Record list

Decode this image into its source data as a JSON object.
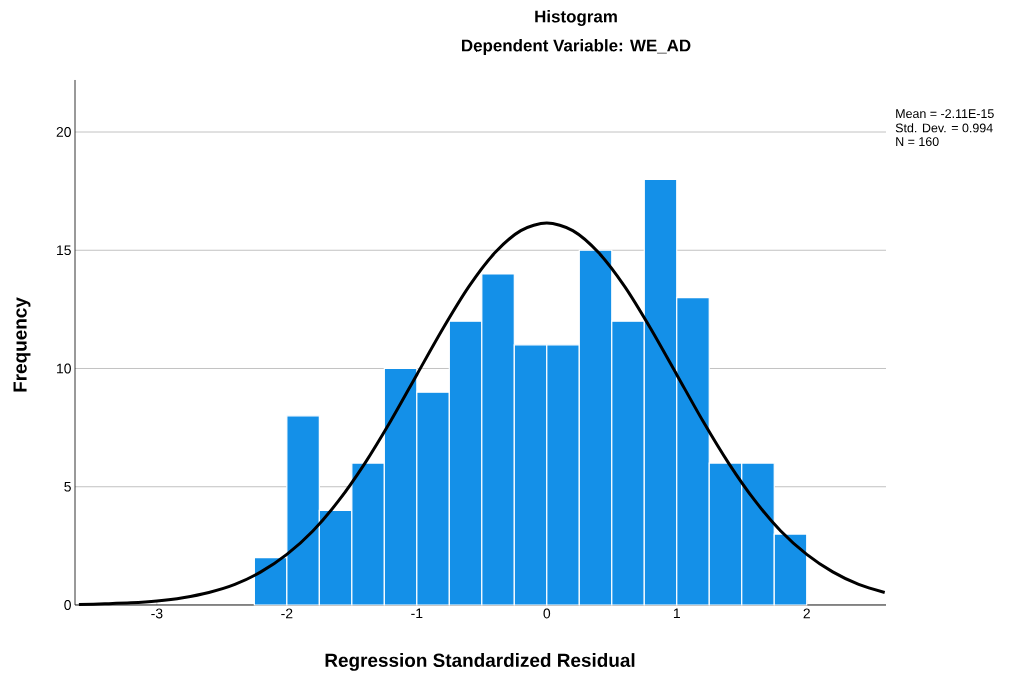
{
  "chart_data": {
    "type": "histogram",
    "title": "Histogram",
    "subtitle": "Dependent Variable: WE_AD",
    "xlabel": "Regression Standardized Residual",
    "ylabel": "Frequency",
    "bins": [
      -2.25,
      -2.0,
      -1.75,
      -1.5,
      -1.25,
      -1.0,
      -0.75,
      -0.5,
      -0.25,
      0.0,
      0.25,
      0.5,
      0.75,
      1.0,
      1.25,
      1.5,
      1.75,
      2.0
    ],
    "values": [
      2,
      8,
      4,
      6,
      10,
      9,
      12,
      14,
      11,
      11,
      15,
      12,
      18,
      13,
      6,
      6,
      3
    ],
    "color": "#1490e8",
    "series": [
      {
        "type": "line",
        "color": "#000000",
        "x": [
          -3.6,
          -3.4,
          -3.2,
          -3.0,
          -2.8,
          -2.6,
          -2.4,
          -2.2,
          -2.0,
          -1.8,
          -1.6,
          -1.4,
          -1.2,
          -1.0,
          -0.8,
          -0.6,
          -0.4,
          -0.2,
          0.0,
          0.2,
          0.4,
          0.6,
          0.8,
          1.0,
          1.2,
          1.4,
          1.6,
          1.8,
          2.0,
          2.2,
          2.4,
          2.6
        ],
        "values": [
          0.02,
          0.05,
          0.09,
          0.17,
          0.31,
          0.53,
          0.87,
          1.4,
          2.14,
          3.13,
          4.42,
          5.99,
          7.79,
          9.74,
          11.68,
          13.46,
          14.89,
          15.83,
          16.15,
          15.83,
          14.89,
          13.46,
          11.68,
          9.74,
          7.79,
          5.99,
          4.42,
          3.13,
          2.14,
          1.4,
          0.87,
          0.53
        ]
      }
    ],
    "xlim": [
      -3.63,
      2.61
    ],
    "ylim": [
      0,
      22.2
    ],
    "xticks": [
      -3,
      -2,
      -1,
      0,
      1,
      2
    ],
    "yticks": [
      0,
      5,
      10,
      15,
      20
    ],
    "grid": "y",
    "annotations": [
      "Mean = -2.11E-15",
      "Std. Dev. = 0.994",
      "N = 160"
    ]
  }
}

Stated problem
Write the full listing out again with every line unchanged, but include no pictures.

Reply
Decode this image into its source data as a JSON object.
{
  "chart_data": {
    "type": "histogram",
    "title": "Histogram",
    "subtitle": "Dependent Variable: WE_AD",
    "xlabel": "Regression Standardized Residual",
    "ylabel": "Frequency",
    "bins": [
      -2.25,
      -2.0,
      -1.75,
      -1.5,
      -1.25,
      -1.0,
      -0.75,
      -0.5,
      -0.25,
      0.0,
      0.25,
      0.5,
      0.75,
      1.0,
      1.25,
      1.5,
      1.75,
      2.0
    ],
    "values": [
      2,
      8,
      4,
      6,
      10,
      9,
      12,
      14,
      11,
      11,
      15,
      12,
      18,
      13,
      6,
      6,
      3
    ],
    "color": "#1490e8",
    "series": [
      {
        "type": "line",
        "color": "#000000",
        "x": [
          -3.6,
          -3.4,
          -3.2,
          -3.0,
          -2.8,
          -2.6,
          -2.4,
          -2.2,
          -2.0,
          -1.8,
          -1.6,
          -1.4,
          -1.2,
          -1.0,
          -0.8,
          -0.6,
          -0.4,
          -0.2,
          0.0,
          0.2,
          0.4,
          0.6,
          0.8,
          1.0,
          1.2,
          1.4,
          1.6,
          1.8,
          2.0,
          2.2,
          2.4,
          2.6
        ],
        "values": [
          0.02,
          0.05,
          0.09,
          0.17,
          0.31,
          0.53,
          0.87,
          1.4,
          2.14,
          3.13,
          4.42,
          5.99,
          7.79,
          9.74,
          11.68,
          13.46,
          14.89,
          15.83,
          16.15,
          15.83,
          14.89,
          13.46,
          11.68,
          9.74,
          7.79,
          5.99,
          4.42,
          3.13,
          2.14,
          1.4,
          0.87,
          0.53
        ]
      }
    ],
    "xlim": [
      -3.63,
      2.61
    ],
    "ylim": [
      0,
      22.2
    ],
    "xticks": [
      -3,
      -2,
      -1,
      0,
      1,
      2
    ],
    "yticks": [
      0,
      5,
      10,
      15,
      20
    ],
    "grid": "y",
    "annotations": [
      "Mean = -2.11E-15",
      "Std. Dev. = 0.994",
      "N = 160"
    ]
  }
}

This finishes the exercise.